Material for this exercise:

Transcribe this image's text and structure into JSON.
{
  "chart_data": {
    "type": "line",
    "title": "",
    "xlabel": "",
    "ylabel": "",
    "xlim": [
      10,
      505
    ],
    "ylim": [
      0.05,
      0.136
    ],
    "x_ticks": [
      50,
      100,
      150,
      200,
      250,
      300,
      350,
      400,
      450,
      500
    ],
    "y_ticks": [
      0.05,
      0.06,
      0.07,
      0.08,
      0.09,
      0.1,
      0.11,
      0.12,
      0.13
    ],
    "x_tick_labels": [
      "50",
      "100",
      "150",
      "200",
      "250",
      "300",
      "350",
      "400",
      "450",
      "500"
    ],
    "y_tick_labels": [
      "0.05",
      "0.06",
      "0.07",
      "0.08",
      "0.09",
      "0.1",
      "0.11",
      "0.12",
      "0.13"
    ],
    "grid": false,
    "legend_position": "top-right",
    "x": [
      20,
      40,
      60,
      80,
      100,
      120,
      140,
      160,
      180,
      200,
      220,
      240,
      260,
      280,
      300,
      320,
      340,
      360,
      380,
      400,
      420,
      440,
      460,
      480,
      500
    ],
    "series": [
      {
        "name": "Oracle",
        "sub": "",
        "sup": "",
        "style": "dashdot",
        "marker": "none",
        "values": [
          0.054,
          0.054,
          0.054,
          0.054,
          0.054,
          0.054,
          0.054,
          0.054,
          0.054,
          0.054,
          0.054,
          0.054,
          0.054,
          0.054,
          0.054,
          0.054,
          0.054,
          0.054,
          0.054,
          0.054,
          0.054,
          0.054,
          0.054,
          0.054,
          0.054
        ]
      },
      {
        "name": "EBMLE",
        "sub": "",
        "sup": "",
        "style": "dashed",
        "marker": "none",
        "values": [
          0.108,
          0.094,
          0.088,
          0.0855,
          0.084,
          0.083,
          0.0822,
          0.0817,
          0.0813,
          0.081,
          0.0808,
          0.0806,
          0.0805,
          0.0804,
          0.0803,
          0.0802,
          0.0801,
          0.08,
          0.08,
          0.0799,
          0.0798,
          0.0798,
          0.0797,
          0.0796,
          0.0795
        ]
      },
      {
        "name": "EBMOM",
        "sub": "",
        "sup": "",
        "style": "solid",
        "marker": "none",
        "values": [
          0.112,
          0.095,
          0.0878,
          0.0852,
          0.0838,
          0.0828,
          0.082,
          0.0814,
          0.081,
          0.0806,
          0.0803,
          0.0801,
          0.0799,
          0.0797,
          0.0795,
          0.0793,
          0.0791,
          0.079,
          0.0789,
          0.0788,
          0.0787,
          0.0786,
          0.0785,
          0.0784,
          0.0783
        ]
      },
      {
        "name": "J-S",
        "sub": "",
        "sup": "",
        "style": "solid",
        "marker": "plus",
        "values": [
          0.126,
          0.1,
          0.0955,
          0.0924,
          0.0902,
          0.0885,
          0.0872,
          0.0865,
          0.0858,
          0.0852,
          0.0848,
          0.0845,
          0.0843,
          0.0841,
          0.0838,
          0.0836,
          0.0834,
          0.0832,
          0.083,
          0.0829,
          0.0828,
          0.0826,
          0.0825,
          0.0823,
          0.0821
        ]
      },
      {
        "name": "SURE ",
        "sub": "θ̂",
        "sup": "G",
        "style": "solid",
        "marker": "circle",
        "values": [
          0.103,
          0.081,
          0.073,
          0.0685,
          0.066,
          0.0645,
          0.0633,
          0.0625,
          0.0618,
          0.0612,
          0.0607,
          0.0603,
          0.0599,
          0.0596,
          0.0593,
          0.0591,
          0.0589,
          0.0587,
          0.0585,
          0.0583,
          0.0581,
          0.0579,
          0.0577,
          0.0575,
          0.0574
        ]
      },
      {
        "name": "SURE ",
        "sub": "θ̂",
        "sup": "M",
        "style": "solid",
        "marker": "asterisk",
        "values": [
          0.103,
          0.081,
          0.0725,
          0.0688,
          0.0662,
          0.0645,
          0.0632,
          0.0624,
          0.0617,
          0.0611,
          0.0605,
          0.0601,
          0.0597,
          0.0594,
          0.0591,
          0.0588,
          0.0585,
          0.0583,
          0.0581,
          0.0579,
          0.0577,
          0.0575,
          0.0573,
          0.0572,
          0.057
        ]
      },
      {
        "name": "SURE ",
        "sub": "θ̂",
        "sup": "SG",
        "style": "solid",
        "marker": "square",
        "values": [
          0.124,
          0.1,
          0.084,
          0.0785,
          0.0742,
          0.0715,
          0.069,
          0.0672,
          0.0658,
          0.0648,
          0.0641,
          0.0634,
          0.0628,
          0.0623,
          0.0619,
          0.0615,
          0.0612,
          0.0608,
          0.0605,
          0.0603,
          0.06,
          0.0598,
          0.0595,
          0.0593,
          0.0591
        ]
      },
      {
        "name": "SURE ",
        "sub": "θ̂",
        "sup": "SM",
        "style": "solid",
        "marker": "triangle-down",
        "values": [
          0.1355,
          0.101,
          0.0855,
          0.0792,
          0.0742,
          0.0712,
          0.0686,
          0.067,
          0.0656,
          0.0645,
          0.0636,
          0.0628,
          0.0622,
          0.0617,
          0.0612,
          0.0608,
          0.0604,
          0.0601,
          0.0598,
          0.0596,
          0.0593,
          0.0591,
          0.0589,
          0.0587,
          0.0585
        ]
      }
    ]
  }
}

Task brief: Repeat every line of the records above exactly.

Exercise response:
Transcribe this image's text and structure into JSON.
{
  "chart_data": {
    "type": "line",
    "title": "",
    "xlabel": "",
    "ylabel": "",
    "xlim": [
      10,
      505
    ],
    "ylim": [
      0.05,
      0.136
    ],
    "x_ticks": [
      50,
      100,
      150,
      200,
      250,
      300,
      350,
      400,
      450,
      500
    ],
    "y_ticks": [
      0.05,
      0.06,
      0.07,
      0.08,
      0.09,
      0.1,
      0.11,
      0.12,
      0.13
    ],
    "x_tick_labels": [
      "50",
      "100",
      "150",
      "200",
      "250",
      "300",
      "350",
      "400",
      "450",
      "500"
    ],
    "y_tick_labels": [
      "0.05",
      "0.06",
      "0.07",
      "0.08",
      "0.09",
      "0.1",
      "0.11",
      "0.12",
      "0.13"
    ],
    "grid": false,
    "legend_position": "top-right",
    "x": [
      20,
      40,
      60,
      80,
      100,
      120,
      140,
      160,
      180,
      200,
      220,
      240,
      260,
      280,
      300,
      320,
      340,
      360,
      380,
      400,
      420,
      440,
      460,
      480,
      500
    ],
    "series": [
      {
        "name": "Oracle",
        "sub": "",
        "sup": "",
        "style": "dashdot",
        "marker": "none",
        "values": [
          0.054,
          0.054,
          0.054,
          0.054,
          0.054,
          0.054,
          0.054,
          0.054,
          0.054,
          0.054,
          0.054,
          0.054,
          0.054,
          0.054,
          0.054,
          0.054,
          0.054,
          0.054,
          0.054,
          0.054,
          0.054,
          0.054,
          0.054,
          0.054,
          0.054
        ]
      },
      {
        "name": "EBMLE",
        "sub": "",
        "sup": "",
        "style": "dashed",
        "marker": "none",
        "values": [
          0.108,
          0.094,
          0.088,
          0.0855,
          0.084,
          0.083,
          0.0822,
          0.0817,
          0.0813,
          0.081,
          0.0808,
          0.0806,
          0.0805,
          0.0804,
          0.0803,
          0.0802,
          0.0801,
          0.08,
          0.08,
          0.0799,
          0.0798,
          0.0798,
          0.0797,
          0.0796,
          0.0795
        ]
      },
      {
        "name": "EBMOM",
        "sub": "",
        "sup": "",
        "style": "solid",
        "marker": "none",
        "values": [
          0.112,
          0.095,
          0.0878,
          0.0852,
          0.0838,
          0.0828,
          0.082,
          0.0814,
          0.081,
          0.0806,
          0.0803,
          0.0801,
          0.0799,
          0.0797,
          0.0795,
          0.0793,
          0.0791,
          0.079,
          0.0789,
          0.0788,
          0.0787,
          0.0786,
          0.0785,
          0.0784,
          0.0783
        ]
      },
      {
        "name": "J-S",
        "sub": "",
        "sup": "",
        "style": "solid",
        "marker": "plus",
        "values": [
          0.126,
          0.1,
          0.0955,
          0.0924,
          0.0902,
          0.0885,
          0.0872,
          0.0865,
          0.0858,
          0.0852,
          0.0848,
          0.0845,
          0.0843,
          0.0841,
          0.0838,
          0.0836,
          0.0834,
          0.0832,
          0.083,
          0.0829,
          0.0828,
          0.0826,
          0.0825,
          0.0823,
          0.0821
        ]
      },
      {
        "name": "SURE ",
        "sub": "θ̂",
        "sup": "G",
        "style": "solid",
        "marker": "circle",
        "values": [
          0.103,
          0.081,
          0.073,
          0.0685,
          0.066,
          0.0645,
          0.0633,
          0.0625,
          0.0618,
          0.0612,
          0.0607,
          0.0603,
          0.0599,
          0.0596,
          0.0593,
          0.0591,
          0.0589,
          0.0587,
          0.0585,
          0.0583,
          0.0581,
          0.0579,
          0.0577,
          0.0575,
          0.0574
        ]
      },
      {
        "name": "SURE ",
        "sub": "θ̂",
        "sup": "M",
        "style": "solid",
        "marker": "asterisk",
        "values": [
          0.103,
          0.081,
          0.0725,
          0.0688,
          0.0662,
          0.0645,
          0.0632,
          0.0624,
          0.0617,
          0.0611,
          0.0605,
          0.0601,
          0.0597,
          0.0594,
          0.0591,
          0.0588,
          0.0585,
          0.0583,
          0.0581,
          0.0579,
          0.0577,
          0.0575,
          0.0573,
          0.0572,
          0.057
        ]
      },
      {
        "name": "SURE ",
        "sub": "θ̂",
        "sup": "SG",
        "style": "solid",
        "marker": "square",
        "values": [
          0.124,
          0.1,
          0.084,
          0.0785,
          0.0742,
          0.0715,
          0.069,
          0.0672,
          0.0658,
          0.0648,
          0.0641,
          0.0634,
          0.0628,
          0.0623,
          0.0619,
          0.0615,
          0.0612,
          0.0608,
          0.0605,
          0.0603,
          0.06,
          0.0598,
          0.0595,
          0.0593,
          0.0591
        ]
      },
      {
        "name": "SURE ",
        "sub": "θ̂",
        "sup": "SM",
        "style": "solid",
        "marker": "triangle-down",
        "values": [
          0.1355,
          0.101,
          0.0855,
          0.0792,
          0.0742,
          0.0712,
          0.0686,
          0.067,
          0.0656,
          0.0645,
          0.0636,
          0.0628,
          0.0622,
          0.0617,
          0.0612,
          0.0608,
          0.0604,
          0.0601,
          0.0598,
          0.0596,
          0.0593,
          0.0591,
          0.0589,
          0.0587,
          0.0585
        ]
      }
    ]
  }
}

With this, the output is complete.